### Given records
+ + + +

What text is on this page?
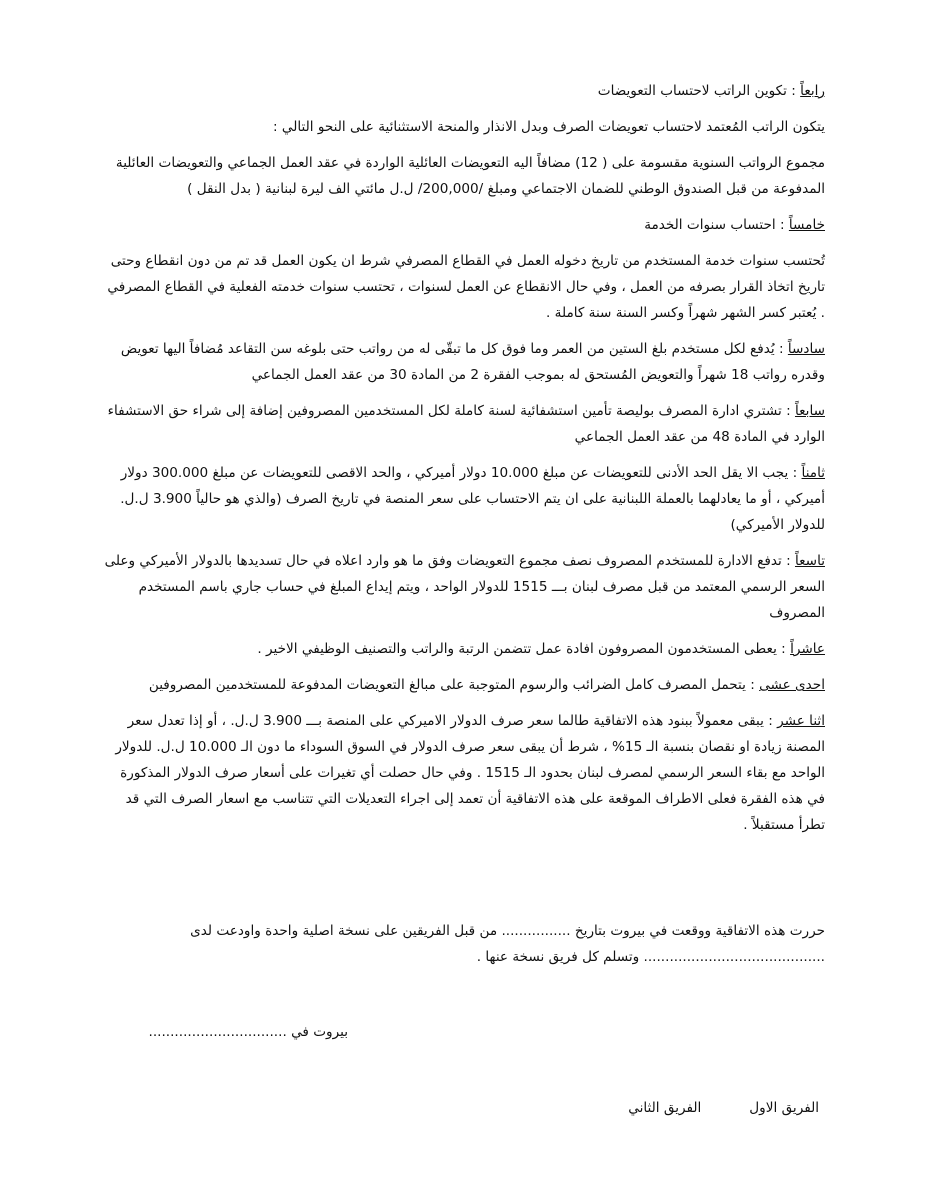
رابعاً : تكوين الراتب لاحتساب التعويضات

يتكون الراتب المُعتمد لاحتساب تعويضات الصرف وبدل الانذار والمنحة الاستثنائية على النحو التالي :

مجموع الرواتب السنوية مقسومة على ( 12) مضافاً اليه التعويضات العائلية الواردة في عقد العمل الجماعي والتعويضات العائلية المدفوعة من قبل الصندوق الوطني للضمان الاجتماعي ومبلغ /200,000/ ل.ل مائتي الف ليرة لبنانية ( بدل النقل )

خامساً : احتساب سنوات الخدمة

تُحتسب سنوات خدمة المستخدم من تاريخ دخوله العمل في القطاع المصرفي شرط ان يكون العمل قد تم من دون انقطاع وحتى تاريخ اتخاذ القرار بصرفه من العمل ، وفي حال الانقطاع عن العمل لسنوات ، تحتسب سنوات خدمته الفعلية في القطاع المصرفي . يُعتبر كسر الشهر شهراً وكسر السنة سنة كاملة .

سادساً : يُدفع لكل مستخدم بلغ الستين من العمر وما فوق كل ما تبقّى له من رواتب حتى بلوغه سن التقاعد مُضافاً اليها تعويض وقدره رواتب 18 شهراً والتعويض المُستحق له بموجب الفقرة 2 من المادة 30 من عقد العمل الجماعي

سابعاً : تشتري ادارة المصرف بوليصة تأمين استشفائية لسنة كاملة لكل المستخدمين المصروفين إضافة إلى شراء حق الاستشفاء الوارد في المادة 48 من عقد العمل الجماعي

ثامناً : يجب الا يقل الحد الأدنى للتعويضات عن مبلغ 10.000 دولار أميركي ، والحد الاقصى للتعويضات عن مبلغ 300.000 دولار أميركي ، أو ما يعادلهما بالعملة اللبنانية على ان يتم الاحتساب على سعر المنصة في تاريخ الصرف (والذي هو حالياً 3.900 ل.ل. للدولار الأميركي)

تاسعاً : تدفع الادارة للمستخدم المصروف نصف مجموع التعويضات وفق ما هو وارد اعلاه في حال تسديدها بالدولار الأميركي وعلى السعر الرسمي المعتمد من قبل مصرف لبنان بـــ 1515 للدولار الواحد ، ويتم إيداع المبلغ في حساب جاري باسم المستخدم المصروف

عاشراً : يعطى المستخدمون المصروفون افادة عمل تتضمن الرتبة والراتب والتصنيف الوظيفي الاخير .

احدى عشى : يتحمل المصرف كامل الضرائب والرسوم المتوجبة على مبالغ التعويضات المدفوعة للمستخدمين المصروفين

اثنا عشر : يبقى معمولاً ببنود هذه الاتفاقية طالما سعر صرف الدولار الاميركي على المنصة بـــ 3.900 ل.ل. ، أو إذا تعدل سعر المصنة زيادة او نقصان بنسبة الـ 15% ، شرط أن يبقى سعر صرف الدولار في السوق السوداء ما دون الـ 10.000 ل.ل. للدولار الواحد مع بقاء السعر الرسمي لمصرف لبنان بحدود الـ 1515 . وفي حال حصلت أي تغيرات على أسعار صرف الدولار المذكورة في هذه الفقرة فعلى الاطراف الموقعة على هذه الاتفاقية أن تعمد إلى اجراء التعديلات التي تتناسب مع اسعار الصرف التي قد تطرأ مستقبلاً .

حررت هذه الاتفاقية ووقعت في بيروت بتاريخ ................ من قبل الفريقين على نسخة اصلية واحدة واودعت لدى

.......................................... وتسلم كل فريق نسخة عنها .

بيروت في ................................
الفريق الاول
الفريق الثاني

+ + + +

### Problem to work on
Identify every line above with the string "بيروت" in it. Copy those lines.

### Result of this task
حررت هذه الاتفاقية ووقعت في بيروت بتاريخ ................ من قبل الفريقين على نسخة اصلية واحدة واودعت لدى
بيروت في ................................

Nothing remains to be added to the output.